- [BRIEF]
Without including any images, reproduce each entry exactly.

## BEGIN

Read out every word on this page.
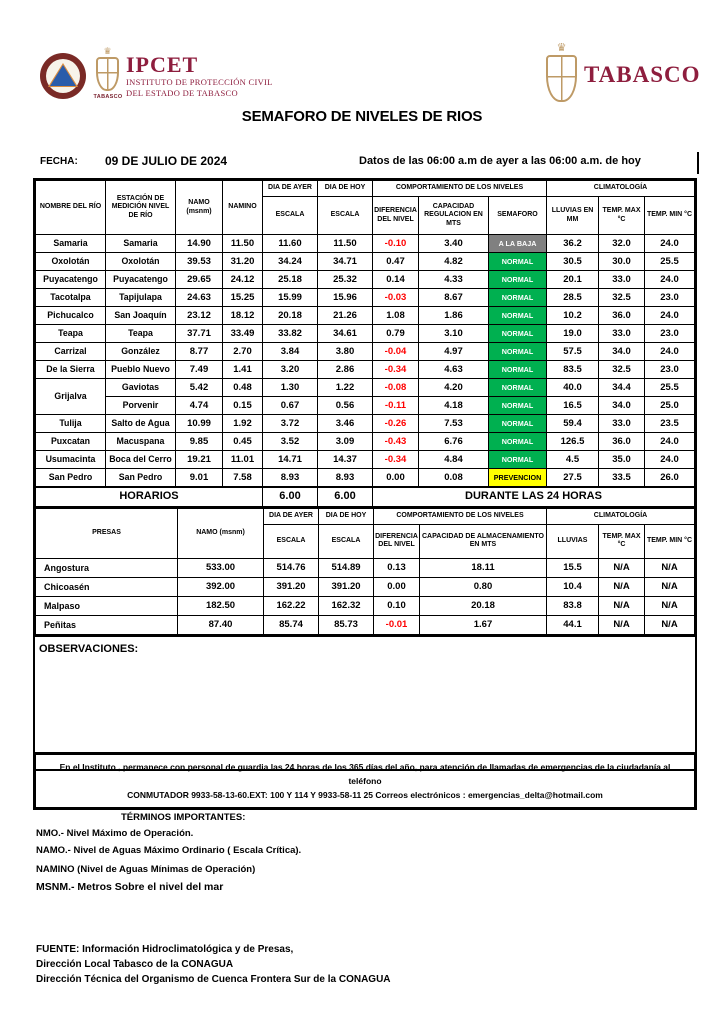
♛
TABASCO
IPCET
INSTITUTO DE PROTECCIÓN CIVIL
DEL ESTADO DE TABASCO
♛
TABASCO
SEMAFORO DE NIVELES DE RIOS
FECHA: 09 DE JULIO DE 2024	Datos de las 06:00 a.m de ayer a las 06:00 a.m. de hoy
NOMBRE DEL RÍO	ESTACIÓN DE MEDICIÓN NIVEL DE RÍO	NAMO (msnm)	NAMINO	DIA DE AYER	DIA DE HOY	COMPORTAMIENTO DE LOS NIVELES			CLIMATOLOGÍA		
				ESCALA	ESCALA	DIFERENCIA DEL NIVEL	CAPACIDAD REGULACION EN MTS	SEMAFORO	LLUVIAS EN MM	TEMP. MAX °C	TEMP. MIN °C
Samaria	Samaria	14.90	11.50	11.60	11.50	-0.10	3.40	A LA BAJA	36.2	32.0	24.0
Oxolotán	Oxolotán	39.53	31.20	34.24	34.71	0.47	4.82	NORMAL	30.5	30.0	25.5
Puyacatengo	Puyacatengo	29.65	24.12	25.18	25.32	0.14	4.33	NORMAL	20.1	33.0	24.0
Tacotalpa	Tapijulapa	24.63	15.25	15.99	15.96	-0.03	8.67	NORMAL	28.5	32.5	23.0
Pichucalco	San Joaquín	23.12	18.12	20.18	21.26	1.08	1.86	NORMAL	10.2	36.0	24.0
Teapa	Teapa	37.71	33.49	33.82	34.61	0.79	3.10	NORMAL	19.0	33.0	23.0
Carrizal	González	8.77	2.70	3.84	3.80	-0.04	4.97	NORMAL	57.5	34.0	24.0
De la Sierra	Pueblo Nuevo	7.49	1.41	3.20	2.86	-0.34	4.63	NORMAL	83.5	32.5	23.0
Grijalva	Gaviotas	5.42	0.48	1.30	1.22	-0.08	4.20	NORMAL	40.0	34.4	25.5
	Porvenir	4.74	0.15	0.67	0.56	-0.11	4.18	NORMAL	16.5	34.0	25.0
Tulija	Salto de Agua	10.99	1.92	3.72	3.46	-0.26	7.53	NORMAL	59.4	33.0	23.5
Puxcatan	Macuspana	9.85	0.45	3.52	3.09	-0.43	6.76	NORMAL	126.5	36.0	24.0
Usumacinta	Boca del Cerro	19.21	11.01	14.71	14.37	-0.34	4.84	NORMAL	4.5	35.0	24.0
San Pedro	San Pedro	9.01	7.58	8.93	8.93	0.00	0.08	PREVENCION	27.5	33.5	26.0
HORARIOS				6.00	6.00	DURANTE LAS 24 HORAS					
PRESAS	NAMO (msnm)	DIA DE AYER	DIA DE HOY	COMPORTAMIENTO DE LOS NIVELES		CLIMATOLOGÍA		
		ESCALA	ESCALA	DIFERENCIA DEL NIVEL	CAPACIDAD DE ALMACENAMIENTO EN MTS	LLUVIAS	TEMP. MAX °C	TEMP. MIN °C
Angostura	533.00	514.76	514.89	0.13	18.11	15.5	N/A	N/A
Chicoasén	392.00	391.20	391.20	0.00	0.80	10.4	N/A	N/A
Malpaso	182.50	162.22	162.32	0.10	20.18	83.8	N/A	N/A
Peñitas	87.40	85.74	85.73	-0.01	1.67	44.1	N/A	N/A
OBSERVACIONES:
En el Instituto , permanece con personal de guardia las 24 horas de los 365 días del año, para atención de llamadas de emergencias de la ciudadanía al teléfono
CONMUTADOR 9933-58-13-60.EXT: 100 Y 114 Y 9933-58-11 25 Correos electrónicos : emergencias_delta@hotmail.com
TÉRMINOS IMPORTANTES:
NMO.- Nivel Máximo de Operación.
NAMO.- Nivel de Aguas Máximo Ordinario ( Escala Crítica).
NAMINO (Nivel de Aguas Mínimas de Operación)
MSNM.- Metros Sobre el nivel del mar
FUENTE: Información Hidroclimatológica y de Presas,
Dirección Local Tabasco de la CONAGUA
Dirección Técnica del Organismo de Cuenca Frontera Sur de la CONAGUA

## END

- [ANSWER IN FULL]
Read out every word on this page.
♛
TABASCO
IPCET
INSTITUTO DE PROTECCIÓN CIVIL
DEL ESTADO DE TABASCO
♛
TABASCO
SEMAFORO DE NIVELES DE RIOS
FECHA: 09 DE JULIO DE 2024	Datos de las 06:00 a.m de ayer a las 06:00 a.m. de hoy
NOMBRE DEL RÍO	ESTACIÓN DE MEDICIÓN NIVEL DE RÍO	NAMO (msnm)	NAMINO	DIA DE AYER	DIA DE HOY	COMPORTAMIENTO DE LOS NIVELES			CLIMATOLOGÍA		
				ESCALA	ESCALA	DIFERENCIA DEL NIVEL	CAPACIDAD REGULACION EN MTS	SEMAFORO	LLUVIAS EN MM	TEMP. MAX °C	TEMP. MIN °C
Samaria	Samaria	14.90	11.50	11.60	11.50	-0.10	3.40	A LA BAJA	36.2	32.0	24.0
Oxolotán	Oxolotán	39.53	31.20	34.24	34.71	0.47	4.82	NORMAL	30.5	30.0	25.5
Puyacatengo	Puyacatengo	29.65	24.12	25.18	25.32	0.14	4.33	NORMAL	20.1	33.0	24.0
Tacotalpa	Tapijulapa	24.63	15.25	15.99	15.96	-0.03	8.67	NORMAL	28.5	32.5	23.0
Pichucalco	San Joaquín	23.12	18.12	20.18	21.26	1.08	1.86	NORMAL	10.2	36.0	24.0
Teapa	Teapa	37.71	33.49	33.82	34.61	0.79	3.10	NORMAL	19.0	33.0	23.0
Carrizal	González	8.77	2.70	3.84	3.80	-0.04	4.97	NORMAL	57.5	34.0	24.0
De la Sierra	Pueblo Nuevo	7.49	1.41	3.20	2.86	-0.34	4.63	NORMAL	83.5	32.5	23.0
Grijalva	Gaviotas	5.42	0.48	1.30	1.22	-0.08	4.20	NORMAL	40.0	34.4	25.5
	Porvenir	4.74	0.15	0.67	0.56	-0.11	4.18	NORMAL	16.5	34.0	25.0
Tulija	Salto de Agua	10.99	1.92	3.72	3.46	-0.26	7.53	NORMAL	59.4	33.0	23.5
Puxcatan	Macuspana	9.85	0.45	3.52	3.09	-0.43	6.76	NORMAL	126.5	36.0	24.0
Usumacinta	Boca del Cerro	19.21	11.01	14.71	14.37	-0.34	4.84	NORMAL	4.5	35.0	24.0
San Pedro	San Pedro	9.01	7.58	8.93	8.93	0.00	0.08	PREVENCION	27.5	33.5	26.0
HORARIOS				6.00	6.00	DURANTE LAS 24 HORAS					
PRESAS	NAMO (msnm)	DIA DE AYER	DIA DE HOY	COMPORTAMIENTO DE LOS NIVELES		CLIMATOLOGÍA		
		ESCALA	ESCALA	DIFERENCIA DEL NIVEL	CAPACIDAD DE ALMACENAMIENTO EN MTS	LLUVIAS	TEMP. MAX °C	TEMP. MIN °C
Angostura	533.00	514.76	514.89	0.13	18.11	15.5	N/A	N/A
Chicoasén	392.00	391.20	391.20	0.00	0.80	10.4	N/A	N/A
Malpaso	182.50	162.22	162.32	0.10	20.18	83.8	N/A	N/A
Peñitas	87.40	85.74	85.73	-0.01	1.67	44.1	N/A	N/A
OBSERVACIONES:
En el Instituto , permanece con personal de guardia las 24 horas de los 365 días del año, para atención de llamadas de emergencias de la ciudadanía al teléfono
CONMUTADOR 9933-58-13-60.EXT: 100 Y 114 Y 9933-58-11 25 Correos electrónicos : emergencias_delta@hotmail.com
TÉRMINOS IMPORTANTES:
NMO.- Nivel Máximo de Operación.
NAMO.- Nivel de Aguas Máximo Ordinario ( Escala Crítica).
NAMINO (Nivel de Aguas Mínimas de Operación)
MSNM.- Metros Sobre el nivel del mar
FUENTE: Información Hidroclimatológica y de Presas,
Dirección Local Tabasco de la CONAGUA
Dirección Técnica del Organismo de Cuenca Frontera Sur de la CONAGUA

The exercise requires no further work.